- [The task] Records follow. Copy every line with "Frames".
◇ ◇ ◇ ◇
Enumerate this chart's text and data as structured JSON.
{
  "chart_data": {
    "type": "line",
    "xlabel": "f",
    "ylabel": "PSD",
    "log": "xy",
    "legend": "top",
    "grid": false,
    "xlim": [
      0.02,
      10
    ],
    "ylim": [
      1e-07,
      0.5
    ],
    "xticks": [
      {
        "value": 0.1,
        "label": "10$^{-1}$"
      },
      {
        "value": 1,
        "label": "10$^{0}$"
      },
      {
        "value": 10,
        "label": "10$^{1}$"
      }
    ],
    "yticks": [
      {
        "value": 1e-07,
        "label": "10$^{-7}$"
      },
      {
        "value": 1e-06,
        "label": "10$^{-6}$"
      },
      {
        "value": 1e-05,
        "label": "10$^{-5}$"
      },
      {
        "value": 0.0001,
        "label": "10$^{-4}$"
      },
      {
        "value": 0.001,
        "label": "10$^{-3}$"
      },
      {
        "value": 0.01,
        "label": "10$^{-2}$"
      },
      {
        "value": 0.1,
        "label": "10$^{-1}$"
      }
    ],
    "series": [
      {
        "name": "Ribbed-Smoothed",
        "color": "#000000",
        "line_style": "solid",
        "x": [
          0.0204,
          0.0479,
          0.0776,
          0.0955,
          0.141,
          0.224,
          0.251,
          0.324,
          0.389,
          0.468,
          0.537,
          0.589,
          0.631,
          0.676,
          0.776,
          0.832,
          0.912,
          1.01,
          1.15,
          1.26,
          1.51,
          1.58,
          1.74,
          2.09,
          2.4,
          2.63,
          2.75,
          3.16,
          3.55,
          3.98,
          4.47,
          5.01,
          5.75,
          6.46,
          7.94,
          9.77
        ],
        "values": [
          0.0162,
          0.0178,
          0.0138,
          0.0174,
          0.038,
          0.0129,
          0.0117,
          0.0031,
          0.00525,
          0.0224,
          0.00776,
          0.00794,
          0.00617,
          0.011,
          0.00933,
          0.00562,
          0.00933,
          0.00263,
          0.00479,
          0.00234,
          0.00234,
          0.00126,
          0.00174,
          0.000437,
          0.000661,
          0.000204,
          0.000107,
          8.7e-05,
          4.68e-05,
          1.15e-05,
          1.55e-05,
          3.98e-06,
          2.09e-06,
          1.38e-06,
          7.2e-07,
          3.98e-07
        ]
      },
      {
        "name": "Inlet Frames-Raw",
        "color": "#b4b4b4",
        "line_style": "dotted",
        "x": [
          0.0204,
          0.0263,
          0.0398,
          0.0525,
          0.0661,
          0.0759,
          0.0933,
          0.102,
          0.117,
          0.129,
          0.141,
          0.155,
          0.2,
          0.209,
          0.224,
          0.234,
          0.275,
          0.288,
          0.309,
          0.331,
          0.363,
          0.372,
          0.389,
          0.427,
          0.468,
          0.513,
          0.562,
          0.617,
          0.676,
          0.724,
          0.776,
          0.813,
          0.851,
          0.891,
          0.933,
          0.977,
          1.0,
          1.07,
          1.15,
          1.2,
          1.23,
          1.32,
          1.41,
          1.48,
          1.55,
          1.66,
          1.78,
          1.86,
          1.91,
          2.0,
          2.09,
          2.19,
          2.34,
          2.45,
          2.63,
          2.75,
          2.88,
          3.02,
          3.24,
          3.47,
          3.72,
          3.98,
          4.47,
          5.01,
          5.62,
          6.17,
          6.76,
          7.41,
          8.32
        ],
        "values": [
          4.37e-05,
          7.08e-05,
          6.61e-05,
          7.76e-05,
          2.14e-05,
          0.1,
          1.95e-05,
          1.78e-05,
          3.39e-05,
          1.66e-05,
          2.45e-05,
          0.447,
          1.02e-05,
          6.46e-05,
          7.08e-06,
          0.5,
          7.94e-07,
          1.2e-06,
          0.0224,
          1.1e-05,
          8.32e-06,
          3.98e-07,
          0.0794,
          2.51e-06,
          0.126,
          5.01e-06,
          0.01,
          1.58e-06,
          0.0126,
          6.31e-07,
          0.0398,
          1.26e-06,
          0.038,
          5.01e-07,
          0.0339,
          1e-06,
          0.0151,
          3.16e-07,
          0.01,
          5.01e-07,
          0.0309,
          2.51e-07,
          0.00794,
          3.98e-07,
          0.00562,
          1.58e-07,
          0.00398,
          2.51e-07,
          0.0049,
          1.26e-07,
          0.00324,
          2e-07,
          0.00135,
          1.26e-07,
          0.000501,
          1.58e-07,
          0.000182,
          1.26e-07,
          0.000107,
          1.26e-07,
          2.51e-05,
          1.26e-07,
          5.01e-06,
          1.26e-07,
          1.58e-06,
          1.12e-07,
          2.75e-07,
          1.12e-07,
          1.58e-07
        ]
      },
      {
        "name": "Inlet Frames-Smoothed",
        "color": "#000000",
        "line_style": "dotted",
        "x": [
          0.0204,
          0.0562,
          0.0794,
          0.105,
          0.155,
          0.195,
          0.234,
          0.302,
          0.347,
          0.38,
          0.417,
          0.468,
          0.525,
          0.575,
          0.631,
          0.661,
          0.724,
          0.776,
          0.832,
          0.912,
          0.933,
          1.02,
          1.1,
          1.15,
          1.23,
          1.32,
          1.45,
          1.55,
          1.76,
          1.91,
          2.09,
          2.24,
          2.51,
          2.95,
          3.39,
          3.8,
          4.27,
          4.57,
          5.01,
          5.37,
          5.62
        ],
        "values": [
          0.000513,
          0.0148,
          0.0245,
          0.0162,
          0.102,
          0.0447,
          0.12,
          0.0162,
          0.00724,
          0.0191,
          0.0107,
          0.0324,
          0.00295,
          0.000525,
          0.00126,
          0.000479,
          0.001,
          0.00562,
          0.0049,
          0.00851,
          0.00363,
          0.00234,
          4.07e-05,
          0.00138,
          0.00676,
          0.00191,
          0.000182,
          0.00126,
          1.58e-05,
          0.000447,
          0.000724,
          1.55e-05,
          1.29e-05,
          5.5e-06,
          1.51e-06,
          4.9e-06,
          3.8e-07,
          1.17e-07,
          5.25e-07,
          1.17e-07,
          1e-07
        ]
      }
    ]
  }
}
◇ ◇ ◇ ◇
- [The answer]
        "name": "Inlet Frames-Raw",
        "name": "Inlet Frames-Smoothed",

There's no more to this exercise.